* _Directive_:
From the listing below, pick out each line with the word "Fiscal".

* _Input rows_:
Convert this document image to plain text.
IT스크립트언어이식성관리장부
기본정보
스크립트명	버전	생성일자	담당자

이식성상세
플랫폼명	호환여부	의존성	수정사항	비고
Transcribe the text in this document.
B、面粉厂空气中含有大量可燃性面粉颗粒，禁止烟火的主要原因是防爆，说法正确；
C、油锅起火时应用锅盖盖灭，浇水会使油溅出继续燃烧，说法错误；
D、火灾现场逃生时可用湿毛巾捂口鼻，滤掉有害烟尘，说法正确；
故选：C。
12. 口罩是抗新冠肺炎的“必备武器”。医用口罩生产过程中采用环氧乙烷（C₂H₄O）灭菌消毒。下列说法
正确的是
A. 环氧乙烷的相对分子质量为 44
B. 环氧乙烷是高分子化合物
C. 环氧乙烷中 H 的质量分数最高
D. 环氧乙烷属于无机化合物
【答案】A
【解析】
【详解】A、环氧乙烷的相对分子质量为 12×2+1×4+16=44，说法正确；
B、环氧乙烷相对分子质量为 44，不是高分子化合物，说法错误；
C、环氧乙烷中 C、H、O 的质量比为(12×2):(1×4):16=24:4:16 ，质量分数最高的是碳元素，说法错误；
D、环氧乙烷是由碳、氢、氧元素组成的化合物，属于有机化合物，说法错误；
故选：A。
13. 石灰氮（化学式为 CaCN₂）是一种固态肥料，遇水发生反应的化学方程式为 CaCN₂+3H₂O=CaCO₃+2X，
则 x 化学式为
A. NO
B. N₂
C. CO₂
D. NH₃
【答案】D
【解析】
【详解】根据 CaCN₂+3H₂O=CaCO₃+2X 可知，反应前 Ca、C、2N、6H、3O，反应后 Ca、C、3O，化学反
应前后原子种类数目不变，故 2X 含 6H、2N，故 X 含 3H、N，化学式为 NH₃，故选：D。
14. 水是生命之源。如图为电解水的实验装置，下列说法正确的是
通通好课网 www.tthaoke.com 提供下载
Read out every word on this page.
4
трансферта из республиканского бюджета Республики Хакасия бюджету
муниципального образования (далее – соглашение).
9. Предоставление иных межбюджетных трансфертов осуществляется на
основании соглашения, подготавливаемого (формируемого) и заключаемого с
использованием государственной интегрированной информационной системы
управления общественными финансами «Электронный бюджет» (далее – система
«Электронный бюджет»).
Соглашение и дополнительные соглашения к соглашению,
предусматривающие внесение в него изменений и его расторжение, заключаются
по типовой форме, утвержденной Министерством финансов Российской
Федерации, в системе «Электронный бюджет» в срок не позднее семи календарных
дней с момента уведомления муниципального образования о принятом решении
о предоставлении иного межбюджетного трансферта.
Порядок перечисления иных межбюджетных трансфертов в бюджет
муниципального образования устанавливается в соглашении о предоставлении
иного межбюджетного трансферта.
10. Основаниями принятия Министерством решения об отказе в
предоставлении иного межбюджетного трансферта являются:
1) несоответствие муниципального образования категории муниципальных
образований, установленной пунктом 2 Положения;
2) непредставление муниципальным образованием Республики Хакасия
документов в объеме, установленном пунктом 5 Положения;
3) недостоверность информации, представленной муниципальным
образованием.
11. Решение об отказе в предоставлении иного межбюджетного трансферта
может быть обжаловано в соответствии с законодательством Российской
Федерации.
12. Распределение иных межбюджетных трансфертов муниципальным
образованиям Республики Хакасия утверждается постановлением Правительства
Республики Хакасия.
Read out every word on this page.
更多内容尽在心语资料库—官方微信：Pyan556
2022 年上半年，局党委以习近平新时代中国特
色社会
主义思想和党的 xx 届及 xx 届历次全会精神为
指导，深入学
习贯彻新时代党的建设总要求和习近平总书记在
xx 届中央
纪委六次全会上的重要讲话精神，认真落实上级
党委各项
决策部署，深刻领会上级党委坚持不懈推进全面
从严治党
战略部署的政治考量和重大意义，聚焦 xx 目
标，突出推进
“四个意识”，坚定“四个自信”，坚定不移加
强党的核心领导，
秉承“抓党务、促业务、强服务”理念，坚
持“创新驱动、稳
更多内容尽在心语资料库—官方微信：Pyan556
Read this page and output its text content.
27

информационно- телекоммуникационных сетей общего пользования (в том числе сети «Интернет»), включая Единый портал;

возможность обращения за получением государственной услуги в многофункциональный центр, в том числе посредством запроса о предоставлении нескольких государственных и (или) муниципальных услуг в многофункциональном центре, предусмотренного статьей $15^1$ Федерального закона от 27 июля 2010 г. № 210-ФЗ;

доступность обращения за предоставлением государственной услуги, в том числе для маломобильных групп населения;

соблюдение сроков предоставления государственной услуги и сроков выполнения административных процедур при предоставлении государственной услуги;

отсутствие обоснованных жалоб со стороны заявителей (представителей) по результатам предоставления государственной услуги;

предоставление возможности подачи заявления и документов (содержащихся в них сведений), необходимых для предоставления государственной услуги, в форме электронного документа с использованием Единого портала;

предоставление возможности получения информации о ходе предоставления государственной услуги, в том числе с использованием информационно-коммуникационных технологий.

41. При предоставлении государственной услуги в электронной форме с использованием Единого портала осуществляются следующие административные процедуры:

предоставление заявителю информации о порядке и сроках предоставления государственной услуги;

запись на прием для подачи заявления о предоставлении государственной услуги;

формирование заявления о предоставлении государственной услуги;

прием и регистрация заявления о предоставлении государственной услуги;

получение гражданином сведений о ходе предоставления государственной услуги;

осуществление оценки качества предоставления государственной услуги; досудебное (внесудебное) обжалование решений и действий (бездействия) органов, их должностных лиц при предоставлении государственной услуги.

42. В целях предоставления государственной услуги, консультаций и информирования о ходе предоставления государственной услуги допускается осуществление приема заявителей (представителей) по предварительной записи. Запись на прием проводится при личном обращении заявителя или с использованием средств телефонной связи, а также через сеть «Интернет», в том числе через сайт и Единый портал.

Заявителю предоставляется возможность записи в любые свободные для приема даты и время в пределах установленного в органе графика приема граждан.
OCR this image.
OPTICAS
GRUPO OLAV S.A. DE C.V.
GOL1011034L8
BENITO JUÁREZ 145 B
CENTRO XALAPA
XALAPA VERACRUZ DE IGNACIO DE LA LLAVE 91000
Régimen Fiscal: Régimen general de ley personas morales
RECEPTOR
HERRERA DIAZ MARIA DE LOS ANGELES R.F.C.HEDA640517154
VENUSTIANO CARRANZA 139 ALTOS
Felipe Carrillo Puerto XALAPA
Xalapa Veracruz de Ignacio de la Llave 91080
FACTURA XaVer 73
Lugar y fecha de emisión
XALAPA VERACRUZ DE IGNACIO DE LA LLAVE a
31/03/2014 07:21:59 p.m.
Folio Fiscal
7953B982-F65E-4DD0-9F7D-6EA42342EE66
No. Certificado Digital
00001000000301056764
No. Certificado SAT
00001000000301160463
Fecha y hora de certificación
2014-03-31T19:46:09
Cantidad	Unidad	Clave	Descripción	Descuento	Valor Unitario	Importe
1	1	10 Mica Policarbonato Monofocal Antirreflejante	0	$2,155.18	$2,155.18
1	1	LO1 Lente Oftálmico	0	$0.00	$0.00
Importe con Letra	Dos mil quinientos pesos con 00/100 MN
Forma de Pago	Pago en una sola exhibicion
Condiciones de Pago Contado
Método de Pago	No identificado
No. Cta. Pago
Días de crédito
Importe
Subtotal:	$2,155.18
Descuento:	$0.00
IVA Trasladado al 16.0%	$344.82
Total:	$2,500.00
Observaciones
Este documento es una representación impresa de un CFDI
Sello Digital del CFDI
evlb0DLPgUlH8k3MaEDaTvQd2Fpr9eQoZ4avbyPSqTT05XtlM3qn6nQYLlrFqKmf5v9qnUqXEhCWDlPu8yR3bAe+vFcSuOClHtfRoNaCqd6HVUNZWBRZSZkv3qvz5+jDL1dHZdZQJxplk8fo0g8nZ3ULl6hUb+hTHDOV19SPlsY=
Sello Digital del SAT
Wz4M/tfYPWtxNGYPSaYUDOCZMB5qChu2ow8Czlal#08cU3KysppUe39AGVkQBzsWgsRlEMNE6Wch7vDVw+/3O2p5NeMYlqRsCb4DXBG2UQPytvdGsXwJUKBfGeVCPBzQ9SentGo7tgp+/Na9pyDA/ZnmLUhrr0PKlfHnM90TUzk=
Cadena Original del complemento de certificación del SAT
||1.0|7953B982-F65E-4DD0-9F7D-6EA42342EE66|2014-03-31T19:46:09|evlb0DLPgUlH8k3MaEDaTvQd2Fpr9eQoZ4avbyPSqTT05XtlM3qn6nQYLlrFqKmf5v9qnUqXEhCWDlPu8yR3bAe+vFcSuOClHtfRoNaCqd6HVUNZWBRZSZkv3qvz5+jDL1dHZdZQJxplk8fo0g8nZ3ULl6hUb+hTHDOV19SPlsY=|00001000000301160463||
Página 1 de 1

* _Task answer_:
Régimen Fiscal: Régimen general de ley personas morales
Folio Fiscal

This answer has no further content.